*GOAL:* Report every line in the listing that contains the string "JSON".

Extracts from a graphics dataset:
● ● ● ● ●
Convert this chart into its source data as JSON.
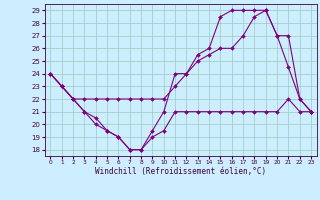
{
  "xlabel": "Windchill (Refroidissement éolien,°C)",
  "background_color": "#cceeff",
  "line_color": "#800080",
  "grid_color": "#99ccbb",
  "spine_color": "#440044",
  "xlim": [
    -0.5,
    23.5
  ],
  "ylim": [
    17.5,
    29.5
  ],
  "yticks": [
    18,
    19,
    20,
    21,
    22,
    23,
    24,
    25,
    26,
    27,
    28,
    29
  ],
  "xticks": [
    0,
    1,
    2,
    3,
    4,
    5,
    6,
    7,
    8,
    9,
    10,
    11,
    12,
    13,
    14,
    15,
    16,
    17,
    18,
    19,
    20,
    21,
    22,
    23
  ],
  "series1_x": [
    0,
    1,
    2,
    3,
    4,
    5,
    6,
    7,
    8,
    9,
    10,
    11,
    12,
    13,
    14,
    15,
    16,
    17,
    18,
    19,
    20,
    21,
    22,
    23
  ],
  "series1_y": [
    24,
    23,
    22,
    21,
    20.5,
    19.5,
    19,
    18,
    18,
    19,
    19.5,
    21,
    21,
    21,
    21,
    21,
    21,
    21,
    21,
    21,
    21,
    22,
    21,
    21
  ],
  "series2_x": [
    0,
    1,
    2,
    3,
    4,
    5,
    6,
    7,
    8,
    9,
    10,
    11,
    12,
    13,
    14,
    15,
    16,
    17,
    18,
    19,
    20,
    21,
    22,
    23
  ],
  "series2_y": [
    24,
    23,
    22,
    22,
    22,
    22,
    22,
    22,
    22,
    22,
    22,
    23,
    24,
    25,
    25.5,
    26,
    26,
    27,
    28.5,
    29,
    27,
    24.5,
    22,
    21
  ],
  "series3_x": [
    0,
    1,
    2,
    3,
    4,
    5,
    6,
    7,
    8,
    9,
    10,
    11,
    12,
    13,
    14,
    15,
    16,
    17,
    18,
    19,
    20,
    21,
    22,
    23
  ],
  "series3_y": [
    24,
    23,
    22,
    21,
    20,
    19.5,
    19,
    18,
    18,
    19.5,
    21,
    24,
    24,
    25.5,
    26,
    28.5,
    29,
    29,
    29,
    29,
    27,
    27,
    22,
    21
  ],
  "tick_fontsize": 5,
  "xlabel_fontsize": 5.5,
  "marker_size": 2.0,
  "line_width": 0.8
}
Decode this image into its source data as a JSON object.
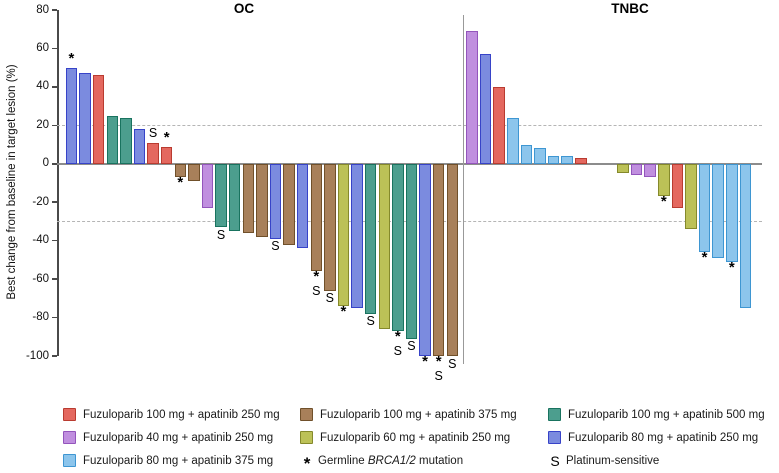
{
  "chart_data": {
    "type": "bar",
    "subtype": "waterfall",
    "title": "",
    "ylabel": "Best change from baseline in target lesion (%)",
    "ylim": [
      -100,
      80
    ],
    "yticks": [
      80,
      60,
      40,
      20,
      0,
      -20,
      -40,
      -60,
      -80,
      -100
    ],
    "reference_dashed_lines": [
      20,
      -30
    ],
    "grid": "off",
    "legend_position": "bottom",
    "series": {
      "red": {
        "label": "Fuzuloparib 100 mg + apatinib 250 mg",
        "fill": "#E4685F",
        "border": "#B93B30"
      },
      "purple": {
        "label": "Fuzuloparib 40 mg + apatinib 250 mg",
        "fill": "#C08FDF",
        "border": "#9355BC"
      },
      "skyblue": {
        "label": "Fuzuloparib 80 mg + apatinib 375 mg",
        "fill": "#8CC5EC",
        "border": "#3E96D2"
      },
      "brown": {
        "label": "Fuzuloparib 100 mg + apatinib 375 mg",
        "fill": "#A8805A",
        "border": "#70502A"
      },
      "olive": {
        "label": "Fuzuloparib 60 mg + apatinib 250 mg",
        "fill": "#BCC157",
        "border": "#85892B"
      },
      "teal": {
        "label": "Fuzuloparib 100 mg + apatinib 500 mg",
        "fill": "#4C9E8E",
        "border": "#19735F"
      },
      "blue": {
        "label": "Fuzuloparib 80 mg + apatinib 250 mg",
        "fill": "#7B8BDF",
        "border": "#3743C8"
      }
    },
    "marker_meanings": {
      "asterisk": "Germline BRCA1/2 mutation",
      "S": "Platinum-sensitive"
    },
    "panels": [
      {
        "title": "OC",
        "bars": [
          {
            "value": 50,
            "series": "blue",
            "marks": "*"
          },
          {
            "value": 47,
            "series": "blue",
            "marks": ""
          },
          {
            "value": 46,
            "series": "red",
            "marks": ""
          },
          {
            "value": 25,
            "series": "teal",
            "marks": ""
          },
          {
            "value": 24,
            "series": "teal",
            "marks": ""
          },
          {
            "value": 18,
            "series": "blue",
            "marks": ""
          },
          {
            "value": 11,
            "series": "red",
            "marks": "S"
          },
          {
            "value": 9,
            "series": "red",
            "marks": "*"
          },
          {
            "value": -7,
            "series": "brown",
            "marks": "*"
          },
          {
            "value": -9,
            "series": "brown",
            "marks": ""
          },
          {
            "value": -23,
            "series": "purple",
            "marks": ""
          },
          {
            "value": -33,
            "series": "teal",
            "marks": "S"
          },
          {
            "value": -35,
            "series": "teal",
            "marks": ""
          },
          {
            "value": -36,
            "series": "brown",
            "marks": ""
          },
          {
            "value": -38,
            "series": "brown",
            "marks": ""
          },
          {
            "value": -39,
            "series": "blue",
            "marks": "S"
          },
          {
            "value": -42,
            "series": "brown",
            "marks": ""
          },
          {
            "value": -44,
            "series": "blue",
            "marks": ""
          },
          {
            "value": -56,
            "series": "brown",
            "marks": "*S"
          },
          {
            "value": -66,
            "series": "brown",
            "marks": "S"
          },
          {
            "value": -74,
            "series": "olive",
            "marks": "*"
          },
          {
            "value": -75,
            "series": "blue",
            "marks": ""
          },
          {
            "value": -78,
            "series": "teal",
            "marks": "S"
          },
          {
            "value": -86,
            "series": "olive",
            "marks": ""
          },
          {
            "value": -87,
            "series": "teal",
            "marks": "*S"
          },
          {
            "value": -91,
            "series": "teal",
            "marks": "S"
          },
          {
            "value": -100,
            "series": "blue",
            "marks": "*"
          },
          {
            "value": -100,
            "series": "brown",
            "marks": "*S"
          },
          {
            "value": -100,
            "series": "brown",
            "marks": "S"
          }
        ]
      },
      {
        "title": "TNBC",
        "gap_after_bar_index": 8,
        "bars": [
          {
            "value": 69,
            "series": "purple",
            "marks": ""
          },
          {
            "value": 57,
            "series": "blue",
            "marks": ""
          },
          {
            "value": 40,
            "series": "red",
            "marks": ""
          },
          {
            "value": 24,
            "series": "skyblue",
            "marks": ""
          },
          {
            "value": 10,
            "series": "skyblue",
            "marks": ""
          },
          {
            "value": 8,
            "series": "skyblue",
            "marks": ""
          },
          {
            "value": 4,
            "series": "skyblue",
            "marks": ""
          },
          {
            "value": 4,
            "series": "skyblue",
            "marks": ""
          },
          {
            "value": 3,
            "series": "red",
            "marks": ""
          },
          {
            "value": -5,
            "series": "olive",
            "marks": ""
          },
          {
            "value": -6,
            "series": "purple",
            "marks": ""
          },
          {
            "value": -7,
            "series": "purple",
            "marks": ""
          },
          {
            "value": -17,
            "series": "olive",
            "marks": "*"
          },
          {
            "value": -23,
            "series": "red",
            "marks": ""
          },
          {
            "value": -34,
            "series": "olive",
            "marks": ""
          },
          {
            "value": -46,
            "series": "skyblue",
            "marks": "*"
          },
          {
            "value": -49,
            "series": "skyblue",
            "marks": ""
          },
          {
            "value": -51,
            "series": "skyblue",
            "marks": "*"
          },
          {
            "value": -75,
            "series": "skyblue",
            "marks": ""
          }
        ]
      }
    ],
    "legend": {
      "columns": [
        {
          "items": [
            {
              "swatch": "red"
            },
            {
              "swatch": "purple"
            },
            {
              "swatch": "skyblue"
            }
          ]
        },
        {
          "items": [
            {
              "swatch": "brown"
            },
            {
              "swatch": "olive"
            },
            {
              "symbol": "*",
              "prefix": "Germline ",
              "italic": "BRCA1/2",
              "suffix": " mutation"
            }
          ]
        },
        {
          "items": [
            {
              "swatch": "teal"
            },
            {
              "swatch": "blue"
            },
            {
              "symbol": "S",
              "label": "Platinum-sensitive"
            }
          ]
        }
      ]
    }
  }
}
● ● ● ● ●
*TASK ANSWER:*
Convert this chart into its source data as JSON.
Decode this image into its source data as a JSON object.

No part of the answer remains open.